Exercise objective: Without changing a character, return the entries, but not the images they hold.

Records:
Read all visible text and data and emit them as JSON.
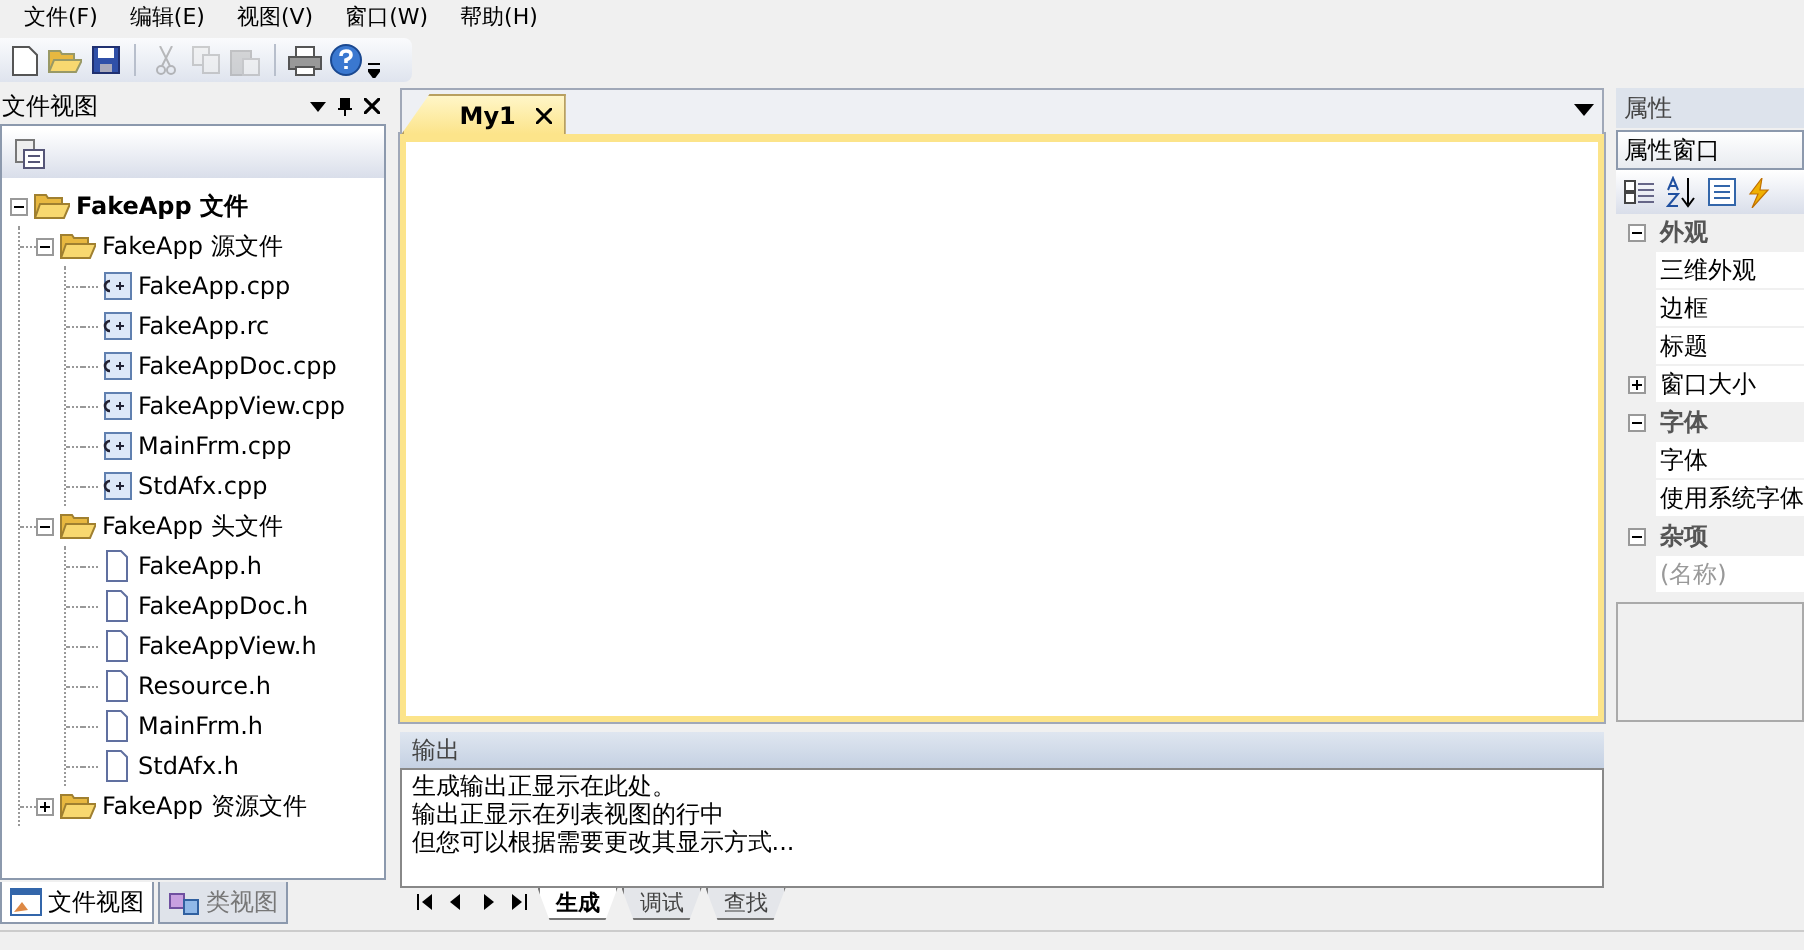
{
  "menu": [
    "文件(F)",
    "编辑(E)",
    "视图(V)",
    "窗口(W)",
    "帮助(H)"
  ],
  "toolbar": [
    {
      "kind": "new",
      "disabled": false
    },
    {
      "kind": "open",
      "disabled": false
    },
    {
      "kind": "save",
      "disabled": false
    },
    {
      "kind": "sep"
    },
    {
      "kind": "cut",
      "disabled": true
    },
    {
      "kind": "copy",
      "disabled": true
    },
    {
      "kind": "paste",
      "disabled": true
    },
    {
      "kind": "sep"
    },
    {
      "kind": "print",
      "disabled": false
    },
    {
      "kind": "help",
      "disabled": false
    }
  ],
  "file_view": {
    "title": "文件视图",
    "tree": [
      {
        "label": "FakeApp 文件",
        "kind": "folder",
        "expanded": true,
        "children": [
          {
            "label": "FakeApp 源文件",
            "kind": "folder",
            "expanded": true,
            "children": [
              {
                "label": "FakeApp.cpp",
                "kind": "cpp"
              },
              {
                "label": "FakeApp.rc",
                "kind": "cpp"
              },
              {
                "label": "FakeAppDoc.cpp",
                "kind": "cpp"
              },
              {
                "label": "FakeAppView.cpp",
                "kind": "cpp"
              },
              {
                "label": "MainFrm.cpp",
                "kind": "cpp"
              },
              {
                "label": "StdAfx.cpp",
                "kind": "cpp"
              }
            ]
          },
          {
            "label": "FakeApp 头文件",
            "kind": "folder",
            "expanded": true,
            "children": [
              {
                "label": "FakeApp.h",
                "kind": "h"
              },
              {
                "label": "FakeAppDoc.h",
                "kind": "h"
              },
              {
                "label": "FakeAppView.h",
                "kind": "h"
              },
              {
                "label": "Resource.h",
                "kind": "h"
              },
              {
                "label": "MainFrm.h",
                "kind": "h"
              },
              {
                "label": "StdAfx.h",
                "kind": "h"
              }
            ]
          },
          {
            "label": "FakeApp 资源文件",
            "kind": "folder",
            "expanded": false
          }
        ]
      }
    ],
    "tabs": [
      {
        "label": "文件视图",
        "selected": true
      },
      {
        "label": "类视图",
        "selected": false
      }
    ]
  },
  "document_tabs": [
    {
      "label": "My1",
      "selected": true
    }
  ],
  "output": {
    "title": "输出",
    "lines": [
      "生成输出正显示在此处。",
      "输出正显示在列表视图的行中",
      "但您可以根据需要更改其显示方式..."
    ],
    "tabs": [
      {
        "label": "生成",
        "selected": true
      },
      {
        "label": "调试",
        "selected": false
      },
      {
        "label": "查找",
        "selected": false
      }
    ]
  },
  "properties": {
    "title": "属性",
    "combo_value": "属性窗口",
    "categories": [
      {
        "label": "外观",
        "expanded": true,
        "items": [
          {
            "label": "三维外观",
            "disabled": false
          },
          {
            "label": "边框",
            "disabled": false
          },
          {
            "label": "标题",
            "disabled": false
          },
          {
            "label": "窗口大小",
            "disabled": false,
            "expanded": false
          }
        ]
      },
      {
        "label": "字体",
        "expanded": true,
        "items": [
          {
            "label": "字体",
            "disabled": false
          },
          {
            "label": "使用系统字体",
            "disabled": false
          }
        ]
      },
      {
        "label": "杂项",
        "expanded": true,
        "items": [
          {
            "label": "(名称)",
            "disabled": true
          }
        ]
      }
    ]
  }
}
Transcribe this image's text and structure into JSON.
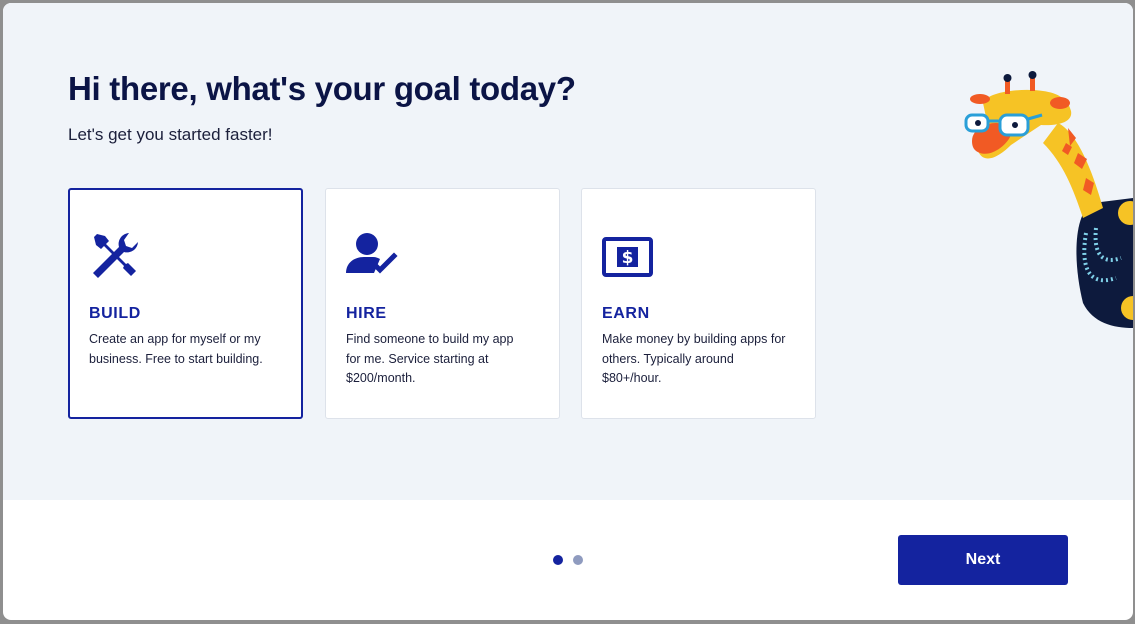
{
  "header": {
    "title": "Hi there, what's your goal today?",
    "subtitle": "Let's get you started faster!"
  },
  "cards": [
    {
      "label": "BUILD",
      "description": "Create an app for myself or my business. Free to start building.",
      "icon": "tools-icon",
      "selected": true
    },
    {
      "label": "HIRE",
      "description": "Find someone to build my app for me. Service starting at $200/month.",
      "icon": "person-check-icon",
      "selected": false
    },
    {
      "label": "EARN",
      "description": "Make money by building apps for others. Typically around $80+/hour.",
      "icon": "dollar-bill-icon",
      "selected": false
    }
  ],
  "pagination": {
    "current": 1,
    "total": 2
  },
  "footer": {
    "next_label": "Next"
  },
  "colors": {
    "accent": "#14239f",
    "title": "#0b1446",
    "panel_bg": "#f0f4f9",
    "dot_inactive": "#8f9bbf"
  }
}
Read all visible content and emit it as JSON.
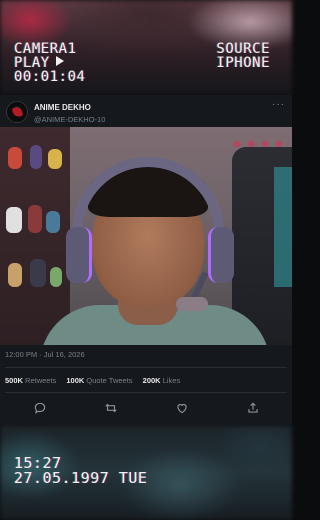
{
  "overlay_top": {
    "camera": "CAMERA1",
    "play": "PLAY",
    "timecode": "00:01:04",
    "source": "SOURCE",
    "device": "IPHONE"
  },
  "overlay_bottom": {
    "time": "15:27",
    "date": "27.05.1997 TUE"
  },
  "tweet": {
    "name": "ANIME DEKHO",
    "handle": "@ANIME-DEKHO-10",
    "more_icon": "ellipsis-icon",
    "timestamp": "12:00 PM · Jul 16, 2026",
    "retweets_count": "500K",
    "retweets_label": "Retweets",
    "quotes_count": "100K",
    "quotes_label": "Quote Tweets",
    "likes_count": "200K",
    "likes_label": "Likes",
    "actions": [
      "reply-icon",
      "retweet-icon",
      "like-icon",
      "share-icon"
    ]
  },
  "colors": {
    "card_bg": "#15181c",
    "text_primary": "#e9e9e9",
    "text_secondary": "#7a8089",
    "headset_accent": "#b26bff"
  }
}
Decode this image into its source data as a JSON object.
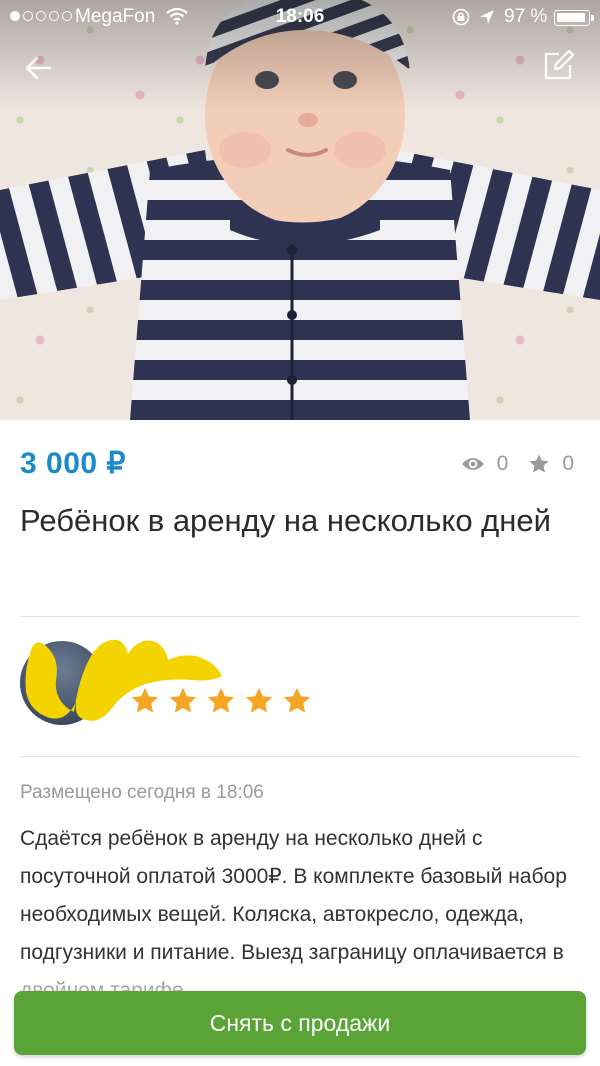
{
  "status_bar": {
    "carrier": "MegaFon",
    "time": "18:06",
    "battery": "97 %"
  },
  "listing": {
    "price": "3 000 ₽",
    "views": "0",
    "favorites": "0",
    "title": "Ребёнок в аренду на несколько дней",
    "posted": "Размещено сегодня в 18:06",
    "description": "Сдаётся ребёнок в аренду на несколько дней с посуточной оплатой 3000₽. В комплекте базовый набор необходимых вещей. Коляска, автокресло, одежда, подгузники и питание. Выезд заграницу оплачивается в двойном тарифе."
  },
  "seller": {
    "rating": 5,
    "rating_max": 5
  },
  "actions": {
    "unpublish_label": "Снять с продажи"
  },
  "colors": {
    "price": "#1a8bc8",
    "primary_button": "#5aa336",
    "star": "#f5a623"
  },
  "icons": {
    "back": "back-arrow-icon",
    "edit": "edit-icon",
    "views": "eye-icon",
    "favorites": "star-icon"
  }
}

Full output:
Read all visible text and data and emit them as JSON.
{
  "menu": [
    "文件(F)",
    "编辑(E)",
    "视图(V)",
    "窗口(W)",
    "帮助(H)"
  ],
  "toolbar": [
    {
      "kind": "new",
      "disabled": false
    },
    {
      "kind": "open",
      "disabled": false
    },
    {
      "kind": "save",
      "disabled": false
    },
    {
      "kind": "sep"
    },
    {
      "kind": "cut",
      "disabled": true
    },
    {
      "kind": "copy",
      "disabled": true
    },
    {
      "kind": "paste",
      "disabled": true
    },
    {
      "kind": "sep"
    },
    {
      "kind": "print",
      "disabled": false
    },
    {
      "kind": "help",
      "disabled": false
    }
  ],
  "file_view": {
    "title": "文件视图",
    "tree": [
      {
        "label": "FakeApp 文件",
        "kind": "folder",
        "expanded": true,
        "children": [
          {
            "label": "FakeApp 源文件",
            "kind": "folder",
            "expanded": true,
            "children": [
              {
                "label": "FakeApp.cpp",
                "kind": "cpp"
              },
              {
                "label": "FakeApp.rc",
                "kind": "cpp"
              },
              {
                "label": "FakeAppDoc.cpp",
                "kind": "cpp"
              },
              {
                "label": "FakeAppView.cpp",
                "kind": "cpp"
              },
              {
                "label": "MainFrm.cpp",
                "kind": "cpp"
              },
              {
                "label": "StdAfx.cpp",
                "kind": "cpp"
              }
            ]
          },
          {
            "label": "FakeApp 头文件",
            "kind": "folder",
            "expanded": true,
            "children": [
              {
                "label": "FakeApp.h",
                "kind": "h"
              },
              {
                "label": "FakeAppDoc.h",
                "kind": "h"
              },
              {
                "label": "FakeAppView.h",
                "kind": "h"
              },
              {
                "label": "Resource.h",
                "kind": "h"
              },
              {
                "label": "MainFrm.h",
                "kind": "h"
              },
              {
                "label": "StdAfx.h",
                "kind": "h"
              }
            ]
          },
          {
            "label": "FakeApp 资源文件",
            "kind": "folder",
            "expanded": false
          }
        ]
      }
    ],
    "tabs": [
      {
        "label": "文件视图",
        "selected": true
      },
      {
        "label": "类视图",
        "selected": false
      }
    ]
  },
  "document_tabs": [
    {
      "label": "My1",
      "selected": true
    }
  ],
  "output": {
    "title": "输出",
    "lines": [
      "生成输出正显示在此处。",
      "输出正显示在列表视图的行中",
      "但您可以根据需要更改其显示方式..."
    ],
    "tabs": [
      {
        "label": "生成",
        "selected": true
      },
      {
        "label": "调试",
        "selected": false
      },
      {
        "label": "查找",
        "selected": false
      }
    ]
  },
  "properties": {
    "title": "属性",
    "combo_value": "属性窗口",
    "categories": [
      {
        "label": "外观",
        "expanded": true,
        "items": [
          {
            "label": "三维外观",
            "disabled": false
          },
          {
            "label": "边框",
            "disabled": false
          },
          {
            "label": "标题",
            "disabled": false
          },
          {
            "label": "窗口大小",
            "disabled": false,
            "expanded": false
          }
        ]
      },
      {
        "label": "字体",
        "expanded": true,
        "items": [
          {
            "label": "字体",
            "disabled": false
          },
          {
            "label": "使用系统字体",
            "disabled": false
          }
        ]
      },
      {
        "label": "杂项",
        "expanded": true,
        "items": [
          {
            "label": "(名称)",
            "disabled": true
          }
        ]
      }
    ]
  }
}
Transcribe this image's text and structure into JSON.
{
  "header": {
    "title": "Hi there, what's your goal today?",
    "subtitle": "Let's get you started faster!"
  },
  "cards": [
    {
      "label": "BUILD",
      "description": "Create an app for myself or my business. Free to start building.",
      "icon": "tools-icon",
      "selected": true
    },
    {
      "label": "HIRE",
      "description": "Find someone to build my app for me. Service starting at $200/month.",
      "icon": "person-check-icon",
      "selected": false
    },
    {
      "label": "EARN",
      "description": "Make money by building apps for others. Typically around $80+/hour.",
      "icon": "dollar-bill-icon",
      "selected": false
    }
  ],
  "pagination": {
    "current": 1,
    "total": 2
  },
  "footer": {
    "next_label": "Next"
  },
  "colors": {
    "accent": "#14239f",
    "title": "#0b1446",
    "panel_bg": "#f0f4f9",
    "dot_inactive": "#8f9bbf"
  }
}
Read all visible content and emit it as JSON.
{
  "overlay_top": {
    "camera": "CAMERA1",
    "play": "PLAY",
    "timecode": "00:01:04",
    "source": "SOURCE",
    "device": "IPHONE"
  },
  "overlay_bottom": {
    "time": "15:27",
    "date": "27.05.1997 TUE"
  },
  "tweet": {
    "name": "ANIME DEKHO",
    "handle": "@ANIME-DEKHO-10",
    "more_icon": "ellipsis-icon",
    "timestamp": "12:00 PM · Jul 16, 2026",
    "retweets_count": "500K",
    "retweets_label": "Retweets",
    "quotes_count": "100K",
    "quotes_label": "Quote Tweets",
    "likes_count": "200K",
    "likes_label": "Likes",
    "actions": [
      "reply-icon",
      "retweet-icon",
      "like-icon",
      "share-icon"
    ]
  },
  "colors": {
    "card_bg": "#15181c",
    "text_primary": "#e9e9e9",
    "text_secondary": "#7a8089",
    "headset_accent": "#b26bff"
  }
}
Decode this image into its source data as a JSON object.
{
  "status_bar": {
    "carrier": "MegaFon",
    "time": "18:06",
    "battery": "97 %"
  },
  "listing": {
    "price": "3 000 ₽",
    "views": "0",
    "favorites": "0",
    "title": "Ребёнок в аренду на несколько дней",
    "posted": "Размещено сегодня в 18:06",
    "description": "Сдаётся ребёнок в аренду на несколько дней с посуточной оплатой 3000₽. В комплекте базовый набор необходимых вещей. Коляска, автокресло, одежда, подгузники и питание. Выезд заграницу оплачивается в двойном тарифе."
  },
  "seller": {
    "rating": 5,
    "rating_max": 5
  },
  "actions": {
    "unpublish_label": "Снять с продажи"
  },
  "colors": {
    "price": "#1a8bc8",
    "primary_button": "#5aa336",
    "star": "#f5a623"
  },
  "icons": {
    "back": "back-arrow-icon",
    "edit": "edit-icon",
    "views": "eye-icon",
    "favorites": "star-icon"
  }
}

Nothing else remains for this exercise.